(Stored items)
• • • • •

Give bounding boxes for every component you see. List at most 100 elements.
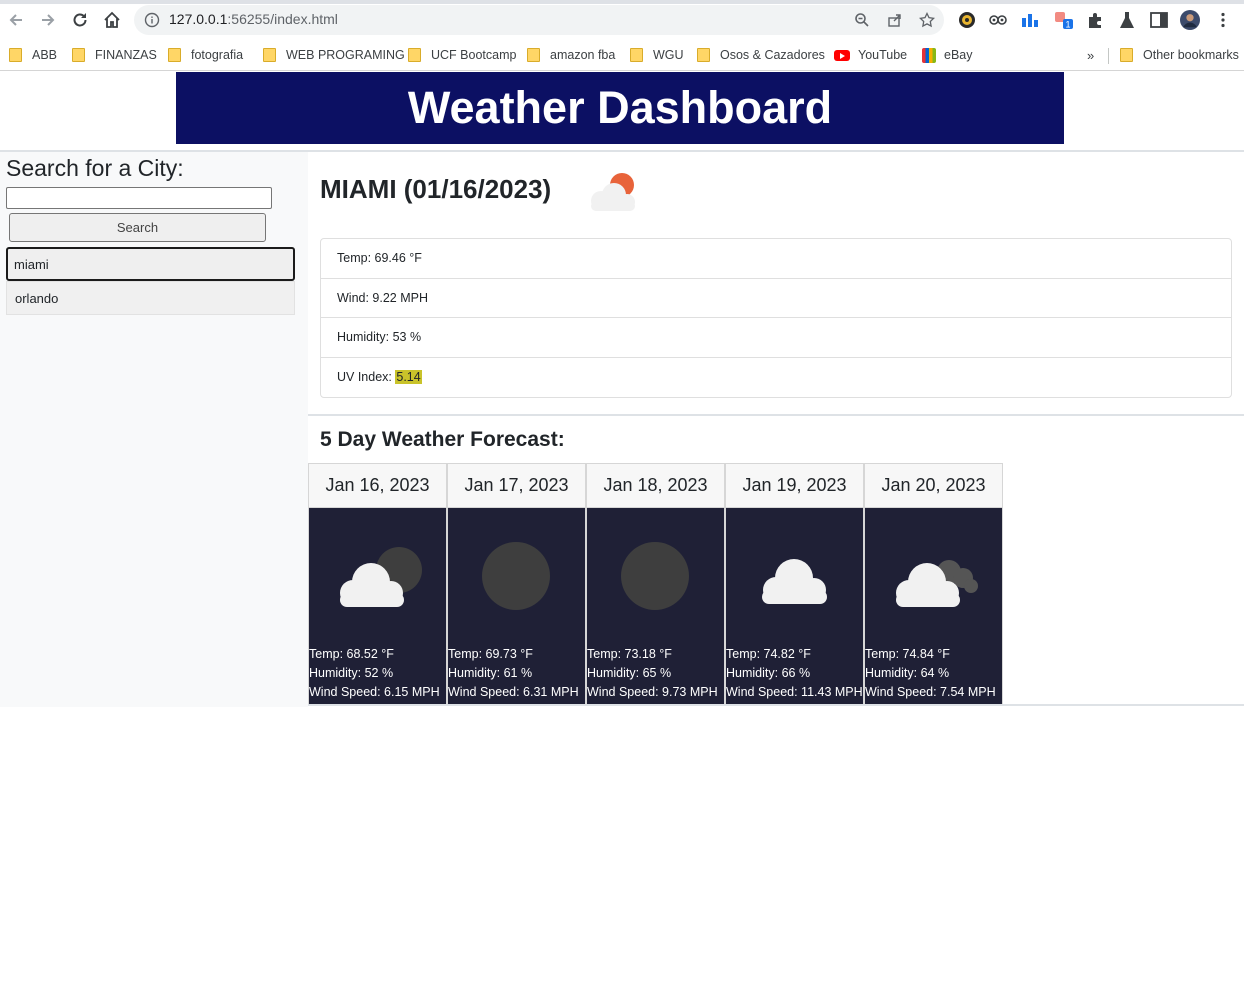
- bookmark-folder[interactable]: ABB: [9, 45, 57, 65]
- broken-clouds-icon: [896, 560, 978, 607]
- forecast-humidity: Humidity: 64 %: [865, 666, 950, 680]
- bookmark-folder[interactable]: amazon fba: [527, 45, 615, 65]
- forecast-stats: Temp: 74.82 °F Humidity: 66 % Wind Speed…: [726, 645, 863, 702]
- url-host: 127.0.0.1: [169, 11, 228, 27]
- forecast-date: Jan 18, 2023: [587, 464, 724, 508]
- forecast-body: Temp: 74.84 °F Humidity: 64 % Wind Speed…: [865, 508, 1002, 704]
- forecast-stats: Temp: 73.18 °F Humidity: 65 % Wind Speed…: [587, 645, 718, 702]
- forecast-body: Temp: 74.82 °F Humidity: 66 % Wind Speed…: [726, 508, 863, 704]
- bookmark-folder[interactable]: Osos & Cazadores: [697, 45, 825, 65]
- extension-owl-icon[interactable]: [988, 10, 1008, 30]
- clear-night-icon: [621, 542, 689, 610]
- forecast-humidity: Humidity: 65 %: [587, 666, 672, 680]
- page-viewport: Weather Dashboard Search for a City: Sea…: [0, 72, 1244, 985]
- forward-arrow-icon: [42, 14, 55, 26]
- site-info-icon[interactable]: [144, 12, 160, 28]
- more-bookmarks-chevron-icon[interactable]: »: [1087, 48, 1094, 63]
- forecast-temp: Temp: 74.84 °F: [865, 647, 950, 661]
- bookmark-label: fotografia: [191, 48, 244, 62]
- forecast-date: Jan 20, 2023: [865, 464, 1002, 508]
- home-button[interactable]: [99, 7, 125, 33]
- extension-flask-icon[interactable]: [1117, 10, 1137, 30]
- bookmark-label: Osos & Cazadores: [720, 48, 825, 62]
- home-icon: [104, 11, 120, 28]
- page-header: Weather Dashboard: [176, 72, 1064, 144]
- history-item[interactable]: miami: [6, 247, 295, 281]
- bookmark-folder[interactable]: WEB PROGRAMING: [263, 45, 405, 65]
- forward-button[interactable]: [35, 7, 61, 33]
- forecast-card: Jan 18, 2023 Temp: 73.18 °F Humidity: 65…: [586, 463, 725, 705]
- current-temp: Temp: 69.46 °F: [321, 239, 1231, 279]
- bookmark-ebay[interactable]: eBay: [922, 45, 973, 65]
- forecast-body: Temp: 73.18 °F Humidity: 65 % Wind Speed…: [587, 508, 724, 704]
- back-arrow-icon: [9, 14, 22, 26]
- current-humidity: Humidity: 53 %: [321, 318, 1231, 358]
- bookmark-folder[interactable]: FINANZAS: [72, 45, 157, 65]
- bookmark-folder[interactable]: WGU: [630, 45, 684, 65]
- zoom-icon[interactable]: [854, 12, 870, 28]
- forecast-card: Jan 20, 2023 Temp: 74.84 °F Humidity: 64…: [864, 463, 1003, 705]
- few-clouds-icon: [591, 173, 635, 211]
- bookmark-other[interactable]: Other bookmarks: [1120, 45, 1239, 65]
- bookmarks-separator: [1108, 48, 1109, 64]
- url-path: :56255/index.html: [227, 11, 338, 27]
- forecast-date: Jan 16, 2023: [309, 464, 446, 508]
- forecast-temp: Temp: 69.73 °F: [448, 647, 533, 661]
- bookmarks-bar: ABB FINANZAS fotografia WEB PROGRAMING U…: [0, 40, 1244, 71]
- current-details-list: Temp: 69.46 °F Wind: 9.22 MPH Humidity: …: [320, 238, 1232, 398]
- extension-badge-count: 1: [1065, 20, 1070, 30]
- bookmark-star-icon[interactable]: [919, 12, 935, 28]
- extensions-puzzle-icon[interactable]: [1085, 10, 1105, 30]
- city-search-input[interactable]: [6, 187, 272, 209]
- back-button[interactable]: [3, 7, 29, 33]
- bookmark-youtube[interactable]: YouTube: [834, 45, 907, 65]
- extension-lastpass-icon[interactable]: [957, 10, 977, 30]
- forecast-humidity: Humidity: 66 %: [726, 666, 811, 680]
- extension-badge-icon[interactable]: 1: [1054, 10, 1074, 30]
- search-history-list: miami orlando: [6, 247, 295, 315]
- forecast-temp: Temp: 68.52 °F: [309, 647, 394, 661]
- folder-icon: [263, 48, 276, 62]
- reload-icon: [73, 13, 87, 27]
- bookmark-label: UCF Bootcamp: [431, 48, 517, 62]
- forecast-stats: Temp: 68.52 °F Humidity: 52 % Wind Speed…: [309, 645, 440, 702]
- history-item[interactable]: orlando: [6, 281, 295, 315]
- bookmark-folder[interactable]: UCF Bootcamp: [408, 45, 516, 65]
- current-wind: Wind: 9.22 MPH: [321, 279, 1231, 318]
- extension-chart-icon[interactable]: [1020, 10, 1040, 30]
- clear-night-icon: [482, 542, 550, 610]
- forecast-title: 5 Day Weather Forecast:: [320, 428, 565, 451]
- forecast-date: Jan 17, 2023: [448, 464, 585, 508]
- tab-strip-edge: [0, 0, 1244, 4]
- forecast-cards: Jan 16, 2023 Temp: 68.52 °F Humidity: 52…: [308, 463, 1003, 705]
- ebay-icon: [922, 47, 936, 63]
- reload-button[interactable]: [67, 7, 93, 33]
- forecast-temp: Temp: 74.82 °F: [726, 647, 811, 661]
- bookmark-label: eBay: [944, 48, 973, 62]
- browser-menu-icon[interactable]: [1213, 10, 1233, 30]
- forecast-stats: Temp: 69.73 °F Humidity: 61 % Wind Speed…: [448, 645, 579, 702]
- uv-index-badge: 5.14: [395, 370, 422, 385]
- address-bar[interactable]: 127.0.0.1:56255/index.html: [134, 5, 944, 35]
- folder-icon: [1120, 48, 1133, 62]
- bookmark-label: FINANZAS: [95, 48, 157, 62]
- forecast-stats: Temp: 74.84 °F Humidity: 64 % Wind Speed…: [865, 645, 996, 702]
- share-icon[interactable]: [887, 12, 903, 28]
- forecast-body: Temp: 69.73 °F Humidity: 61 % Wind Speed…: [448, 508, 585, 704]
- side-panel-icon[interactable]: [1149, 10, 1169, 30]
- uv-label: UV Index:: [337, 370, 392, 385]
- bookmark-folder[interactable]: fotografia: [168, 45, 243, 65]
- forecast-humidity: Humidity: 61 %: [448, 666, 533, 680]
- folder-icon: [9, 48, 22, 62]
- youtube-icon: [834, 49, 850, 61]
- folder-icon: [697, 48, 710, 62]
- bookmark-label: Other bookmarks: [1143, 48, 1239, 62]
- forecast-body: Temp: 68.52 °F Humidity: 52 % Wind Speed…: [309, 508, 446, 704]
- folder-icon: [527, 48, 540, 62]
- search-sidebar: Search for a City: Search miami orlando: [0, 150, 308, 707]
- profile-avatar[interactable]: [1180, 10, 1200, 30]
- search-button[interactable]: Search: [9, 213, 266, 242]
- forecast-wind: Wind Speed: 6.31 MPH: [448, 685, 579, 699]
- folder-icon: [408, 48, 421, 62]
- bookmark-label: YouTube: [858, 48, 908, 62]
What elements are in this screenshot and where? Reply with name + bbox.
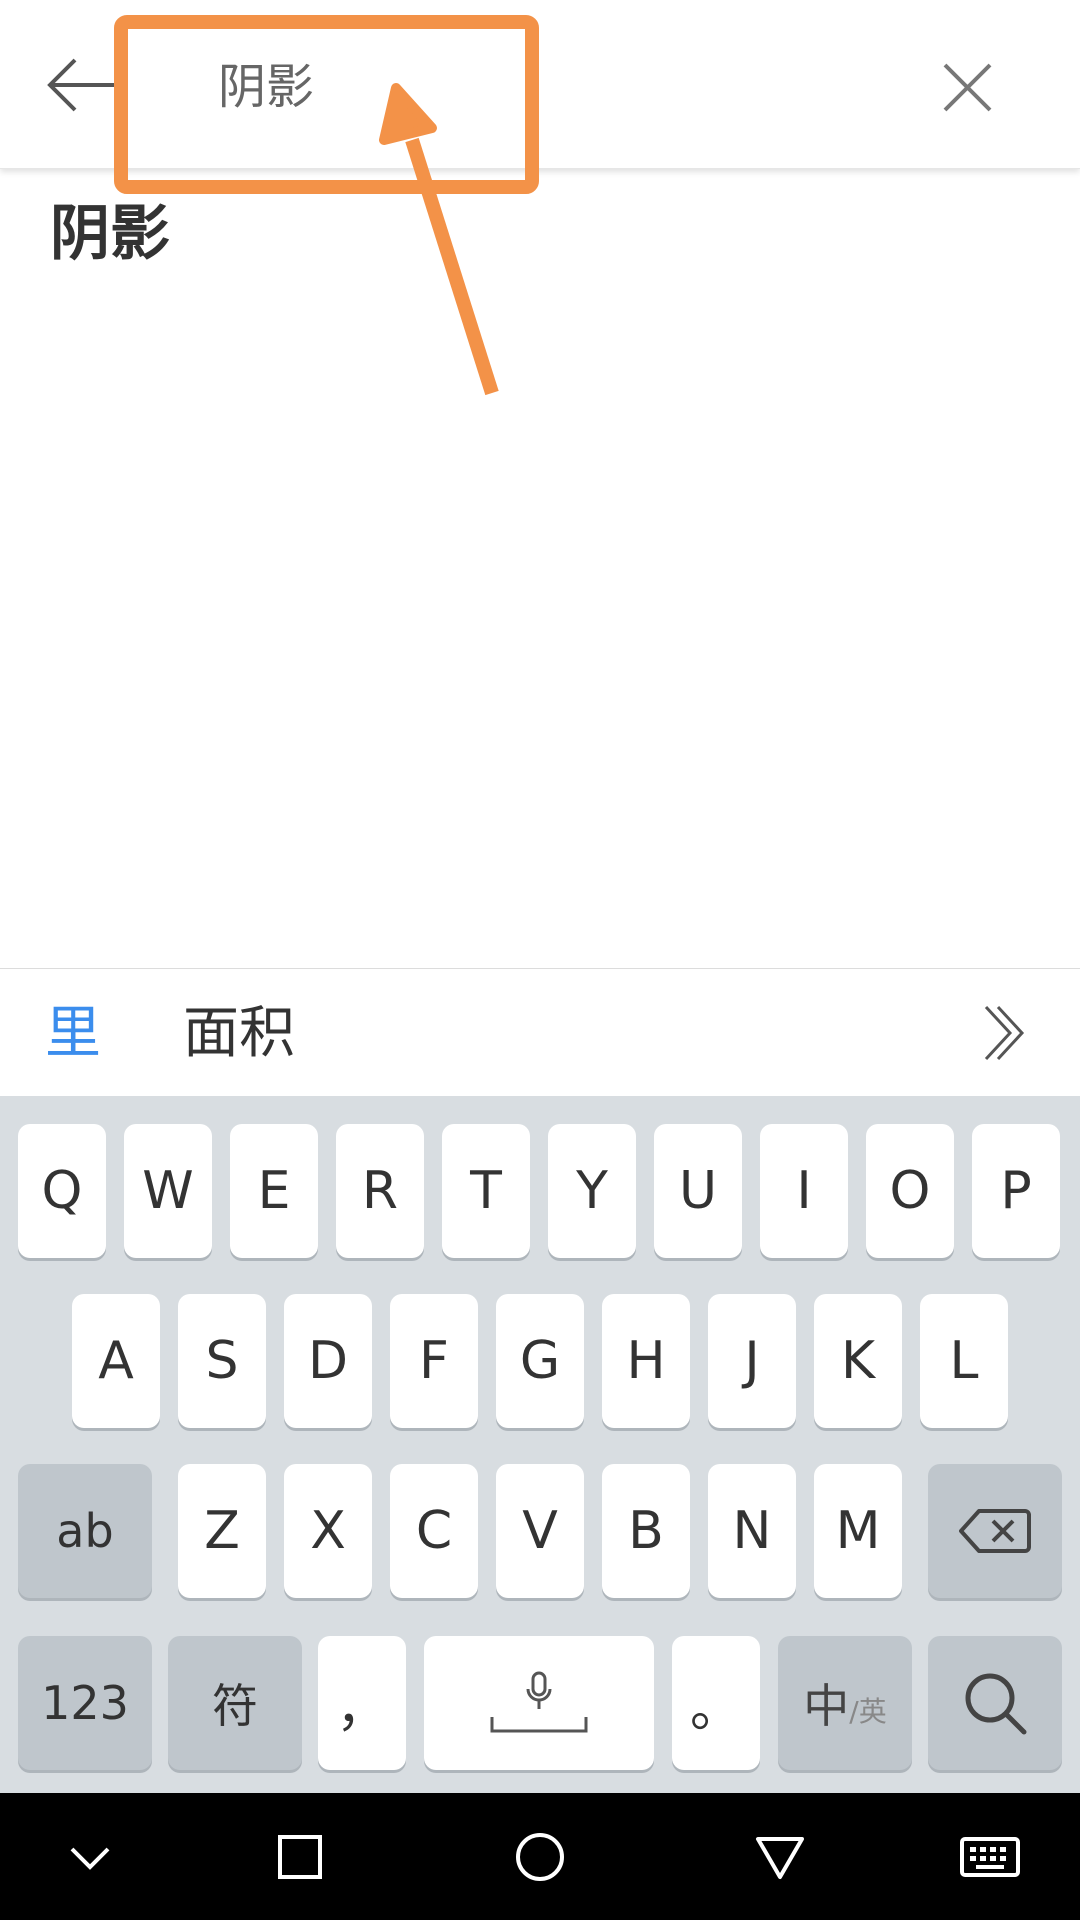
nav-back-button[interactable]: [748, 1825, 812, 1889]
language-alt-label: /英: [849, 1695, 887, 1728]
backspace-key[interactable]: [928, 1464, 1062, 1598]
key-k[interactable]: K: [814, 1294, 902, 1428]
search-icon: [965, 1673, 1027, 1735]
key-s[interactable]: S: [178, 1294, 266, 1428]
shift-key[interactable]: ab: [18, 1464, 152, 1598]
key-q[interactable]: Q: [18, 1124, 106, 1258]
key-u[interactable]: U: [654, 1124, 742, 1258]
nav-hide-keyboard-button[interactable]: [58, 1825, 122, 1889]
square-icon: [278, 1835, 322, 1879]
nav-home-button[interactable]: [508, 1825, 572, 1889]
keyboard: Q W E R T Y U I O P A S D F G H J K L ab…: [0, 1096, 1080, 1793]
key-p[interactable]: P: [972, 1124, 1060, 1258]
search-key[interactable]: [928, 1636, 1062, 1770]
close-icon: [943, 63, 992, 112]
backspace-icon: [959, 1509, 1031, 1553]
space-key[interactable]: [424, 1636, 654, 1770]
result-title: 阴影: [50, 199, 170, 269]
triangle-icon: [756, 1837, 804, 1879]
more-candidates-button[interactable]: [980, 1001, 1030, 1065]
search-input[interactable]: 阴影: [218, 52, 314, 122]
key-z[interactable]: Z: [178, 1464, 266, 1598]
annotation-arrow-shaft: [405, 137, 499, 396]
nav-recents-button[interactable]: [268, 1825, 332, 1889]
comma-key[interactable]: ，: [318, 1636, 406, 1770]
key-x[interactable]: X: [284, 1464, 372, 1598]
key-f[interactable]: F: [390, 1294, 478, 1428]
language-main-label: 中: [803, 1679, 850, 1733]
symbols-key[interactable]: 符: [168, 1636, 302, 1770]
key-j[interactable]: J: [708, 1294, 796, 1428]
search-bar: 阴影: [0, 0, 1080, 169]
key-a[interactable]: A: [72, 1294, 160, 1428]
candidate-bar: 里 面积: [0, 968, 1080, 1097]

• • • • •

§ **YOUR GOAL**
Copy the rows verbatim, starting at the line that has "nav-back-button[interactable]: [748, 1825, 812, 1889]" and stopping after the line that has "key-x[interactable]: X: [284, 1464, 372, 1598]".

§ **PROBLEM SOLUTION**
nav-back-button[interactable]: [748, 1825, 812, 1889]
language-alt-label: /英: [849, 1695, 887, 1728]
backspace-key[interactable]: [928, 1464, 1062, 1598]
key-k[interactable]: K: [814, 1294, 902, 1428]
search-icon: [965, 1673, 1027, 1735]
key-s[interactable]: S: [178, 1294, 266, 1428]
shift-key[interactable]: ab: [18, 1464, 152, 1598]
key-q[interactable]: Q: [18, 1124, 106, 1258]
key-u[interactable]: U: [654, 1124, 742, 1258]
nav-hide-keyboard-button[interactable]: [58, 1825, 122, 1889]
square-icon: [278, 1835, 322, 1879]
nav-home-button[interactable]: [508, 1825, 572, 1889]
keyboard: Q W E R T Y U I O P A S D F G H J K L ab…: [0, 1096, 1080, 1793]
key-p[interactable]: P: [972, 1124, 1060, 1258]
search-key[interactable]: [928, 1636, 1062, 1770]
close-icon: [943, 63, 992, 112]
backspace-icon: [959, 1509, 1031, 1553]
space-key[interactable]: [424, 1636, 654, 1770]
result-title: 阴影: [50, 199, 170, 269]
triangle-icon: [756, 1837, 804, 1879]
more-candidates-button[interactable]: [980, 1001, 1030, 1065]
search-input[interactable]: 阴影: [218, 52, 314, 122]
key-z[interactable]: Z: [178, 1464, 266, 1598]
annotation-arrow-shaft: [405, 137, 499, 396]
nav-recents-button[interactable]: [268, 1825, 332, 1889]
comma-key[interactable]: ，: [318, 1636, 406, 1770]
key-x[interactable]: X: [284, 1464, 372, 1598]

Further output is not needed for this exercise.